_Provided entries_
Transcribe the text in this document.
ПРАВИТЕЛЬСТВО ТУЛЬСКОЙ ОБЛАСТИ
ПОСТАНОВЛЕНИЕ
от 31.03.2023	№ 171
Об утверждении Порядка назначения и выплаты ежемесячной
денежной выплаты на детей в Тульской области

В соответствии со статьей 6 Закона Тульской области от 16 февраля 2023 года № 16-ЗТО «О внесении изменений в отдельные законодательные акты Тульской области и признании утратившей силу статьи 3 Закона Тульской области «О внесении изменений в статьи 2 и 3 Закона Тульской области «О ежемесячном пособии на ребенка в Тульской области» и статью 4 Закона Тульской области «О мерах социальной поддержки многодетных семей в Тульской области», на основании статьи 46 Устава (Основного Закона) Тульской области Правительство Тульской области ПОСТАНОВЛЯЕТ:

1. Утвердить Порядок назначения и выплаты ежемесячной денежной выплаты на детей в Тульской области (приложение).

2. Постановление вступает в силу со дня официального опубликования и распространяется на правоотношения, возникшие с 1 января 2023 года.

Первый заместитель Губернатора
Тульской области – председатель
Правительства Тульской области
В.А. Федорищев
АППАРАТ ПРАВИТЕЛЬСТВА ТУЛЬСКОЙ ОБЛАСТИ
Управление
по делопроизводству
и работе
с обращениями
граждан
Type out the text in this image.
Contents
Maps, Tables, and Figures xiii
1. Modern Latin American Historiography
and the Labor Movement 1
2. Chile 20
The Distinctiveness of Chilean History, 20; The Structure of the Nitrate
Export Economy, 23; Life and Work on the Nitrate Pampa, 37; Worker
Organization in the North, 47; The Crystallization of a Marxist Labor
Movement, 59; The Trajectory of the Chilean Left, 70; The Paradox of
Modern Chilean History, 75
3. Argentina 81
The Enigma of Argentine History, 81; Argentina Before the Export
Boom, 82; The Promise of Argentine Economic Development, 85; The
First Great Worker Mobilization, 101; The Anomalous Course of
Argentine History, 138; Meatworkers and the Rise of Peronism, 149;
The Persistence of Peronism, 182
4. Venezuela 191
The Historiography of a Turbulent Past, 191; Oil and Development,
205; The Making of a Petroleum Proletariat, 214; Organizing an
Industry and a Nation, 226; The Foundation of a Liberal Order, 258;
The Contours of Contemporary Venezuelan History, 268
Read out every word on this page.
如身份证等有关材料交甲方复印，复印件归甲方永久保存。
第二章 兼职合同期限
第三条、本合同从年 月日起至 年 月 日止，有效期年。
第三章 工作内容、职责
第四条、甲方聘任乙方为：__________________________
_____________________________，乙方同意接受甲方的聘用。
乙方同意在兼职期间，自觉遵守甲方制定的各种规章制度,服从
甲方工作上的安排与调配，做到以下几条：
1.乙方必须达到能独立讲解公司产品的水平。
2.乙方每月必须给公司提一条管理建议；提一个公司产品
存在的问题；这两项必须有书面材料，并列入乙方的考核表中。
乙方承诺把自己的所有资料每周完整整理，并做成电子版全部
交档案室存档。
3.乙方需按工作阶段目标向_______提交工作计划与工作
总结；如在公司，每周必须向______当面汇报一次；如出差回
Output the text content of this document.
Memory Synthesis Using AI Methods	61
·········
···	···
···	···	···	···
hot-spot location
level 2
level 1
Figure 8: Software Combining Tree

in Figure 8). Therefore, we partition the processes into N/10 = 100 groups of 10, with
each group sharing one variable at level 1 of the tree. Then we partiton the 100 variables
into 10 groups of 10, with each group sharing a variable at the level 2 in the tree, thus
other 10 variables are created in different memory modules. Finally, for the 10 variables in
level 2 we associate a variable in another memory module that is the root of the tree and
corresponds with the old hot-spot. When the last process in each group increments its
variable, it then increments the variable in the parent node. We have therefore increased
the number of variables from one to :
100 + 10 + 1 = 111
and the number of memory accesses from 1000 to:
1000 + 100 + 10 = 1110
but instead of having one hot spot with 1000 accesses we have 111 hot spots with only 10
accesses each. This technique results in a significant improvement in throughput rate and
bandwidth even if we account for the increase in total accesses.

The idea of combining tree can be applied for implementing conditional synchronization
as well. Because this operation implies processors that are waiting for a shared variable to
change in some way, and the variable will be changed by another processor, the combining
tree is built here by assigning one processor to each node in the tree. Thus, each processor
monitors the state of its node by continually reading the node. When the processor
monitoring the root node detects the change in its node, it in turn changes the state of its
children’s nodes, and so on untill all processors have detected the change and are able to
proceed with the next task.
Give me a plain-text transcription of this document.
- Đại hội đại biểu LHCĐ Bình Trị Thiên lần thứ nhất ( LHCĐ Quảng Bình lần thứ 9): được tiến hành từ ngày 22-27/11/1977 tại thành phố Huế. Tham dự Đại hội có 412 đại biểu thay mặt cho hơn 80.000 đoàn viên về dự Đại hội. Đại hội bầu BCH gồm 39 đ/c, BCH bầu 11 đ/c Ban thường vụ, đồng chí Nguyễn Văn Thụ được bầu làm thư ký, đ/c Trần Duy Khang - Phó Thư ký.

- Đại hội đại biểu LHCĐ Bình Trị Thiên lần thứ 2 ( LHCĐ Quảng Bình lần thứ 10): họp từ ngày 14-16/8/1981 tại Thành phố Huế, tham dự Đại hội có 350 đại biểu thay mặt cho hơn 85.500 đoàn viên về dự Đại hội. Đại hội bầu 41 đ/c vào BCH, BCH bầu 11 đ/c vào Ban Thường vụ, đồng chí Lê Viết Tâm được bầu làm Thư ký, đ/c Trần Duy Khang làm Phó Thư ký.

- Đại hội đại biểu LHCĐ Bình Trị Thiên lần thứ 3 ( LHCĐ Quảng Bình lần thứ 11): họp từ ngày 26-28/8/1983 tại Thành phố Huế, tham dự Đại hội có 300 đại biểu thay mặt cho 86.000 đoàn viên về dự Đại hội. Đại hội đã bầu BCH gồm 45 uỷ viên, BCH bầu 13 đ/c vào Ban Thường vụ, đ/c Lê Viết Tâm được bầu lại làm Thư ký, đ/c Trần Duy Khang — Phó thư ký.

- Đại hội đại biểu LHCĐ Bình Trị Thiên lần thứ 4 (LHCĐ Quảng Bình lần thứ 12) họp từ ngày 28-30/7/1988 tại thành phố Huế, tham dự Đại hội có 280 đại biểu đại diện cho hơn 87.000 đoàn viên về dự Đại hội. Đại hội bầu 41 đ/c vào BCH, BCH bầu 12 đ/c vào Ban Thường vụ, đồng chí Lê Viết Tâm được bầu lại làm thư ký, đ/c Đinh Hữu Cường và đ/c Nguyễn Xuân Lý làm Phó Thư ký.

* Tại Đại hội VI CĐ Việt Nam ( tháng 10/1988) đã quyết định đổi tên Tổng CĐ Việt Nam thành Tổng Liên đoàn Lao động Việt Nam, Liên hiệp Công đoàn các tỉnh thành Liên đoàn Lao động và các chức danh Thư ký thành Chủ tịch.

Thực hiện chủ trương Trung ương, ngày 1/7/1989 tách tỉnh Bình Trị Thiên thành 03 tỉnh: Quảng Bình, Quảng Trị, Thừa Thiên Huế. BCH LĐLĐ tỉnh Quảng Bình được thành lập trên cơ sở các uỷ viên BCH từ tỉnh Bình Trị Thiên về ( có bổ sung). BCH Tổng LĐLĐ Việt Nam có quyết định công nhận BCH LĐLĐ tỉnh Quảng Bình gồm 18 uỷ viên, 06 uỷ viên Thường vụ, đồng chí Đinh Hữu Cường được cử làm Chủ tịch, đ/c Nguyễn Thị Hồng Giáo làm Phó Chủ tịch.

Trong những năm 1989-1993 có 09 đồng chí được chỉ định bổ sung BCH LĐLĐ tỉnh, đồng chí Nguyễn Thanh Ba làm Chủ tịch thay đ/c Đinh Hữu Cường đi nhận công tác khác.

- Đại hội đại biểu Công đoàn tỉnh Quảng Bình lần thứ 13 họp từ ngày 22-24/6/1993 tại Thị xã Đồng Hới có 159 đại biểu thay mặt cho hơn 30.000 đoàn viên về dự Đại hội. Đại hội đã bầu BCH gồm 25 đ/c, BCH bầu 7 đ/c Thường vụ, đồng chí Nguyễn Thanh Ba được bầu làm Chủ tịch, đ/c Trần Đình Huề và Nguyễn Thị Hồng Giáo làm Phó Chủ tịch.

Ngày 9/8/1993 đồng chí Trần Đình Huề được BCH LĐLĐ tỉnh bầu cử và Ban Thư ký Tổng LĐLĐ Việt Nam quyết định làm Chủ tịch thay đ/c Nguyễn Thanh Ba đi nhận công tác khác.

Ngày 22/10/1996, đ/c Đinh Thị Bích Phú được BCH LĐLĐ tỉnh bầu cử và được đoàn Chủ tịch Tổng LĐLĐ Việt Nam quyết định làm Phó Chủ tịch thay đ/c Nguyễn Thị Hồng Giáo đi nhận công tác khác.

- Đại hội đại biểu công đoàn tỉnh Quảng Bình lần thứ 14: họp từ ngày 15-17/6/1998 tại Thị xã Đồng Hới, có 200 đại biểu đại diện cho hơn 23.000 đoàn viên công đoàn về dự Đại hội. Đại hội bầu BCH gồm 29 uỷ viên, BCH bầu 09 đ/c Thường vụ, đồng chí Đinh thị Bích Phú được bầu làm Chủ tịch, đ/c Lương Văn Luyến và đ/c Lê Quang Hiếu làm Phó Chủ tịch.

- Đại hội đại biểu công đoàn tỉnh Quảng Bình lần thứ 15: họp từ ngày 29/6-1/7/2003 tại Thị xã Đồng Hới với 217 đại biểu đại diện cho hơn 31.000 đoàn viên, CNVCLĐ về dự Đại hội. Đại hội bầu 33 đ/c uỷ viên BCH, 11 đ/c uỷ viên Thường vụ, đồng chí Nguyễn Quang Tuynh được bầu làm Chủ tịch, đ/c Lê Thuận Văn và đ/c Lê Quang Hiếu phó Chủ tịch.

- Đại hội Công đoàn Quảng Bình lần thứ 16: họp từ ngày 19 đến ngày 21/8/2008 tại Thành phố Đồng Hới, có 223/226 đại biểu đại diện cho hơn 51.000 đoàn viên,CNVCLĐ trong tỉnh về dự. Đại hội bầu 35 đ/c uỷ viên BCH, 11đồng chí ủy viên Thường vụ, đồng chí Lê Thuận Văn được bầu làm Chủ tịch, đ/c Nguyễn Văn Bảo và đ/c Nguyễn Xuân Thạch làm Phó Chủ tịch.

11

_Written request_
Extract all lines of the records above that include "Nitrate".

_Problem solution_
The Distinctiveness of Chilean History, 20; The Structure of the Nitrate
Export Economy, 23; Life and Work on the Nitrate Pampa, 37; Worker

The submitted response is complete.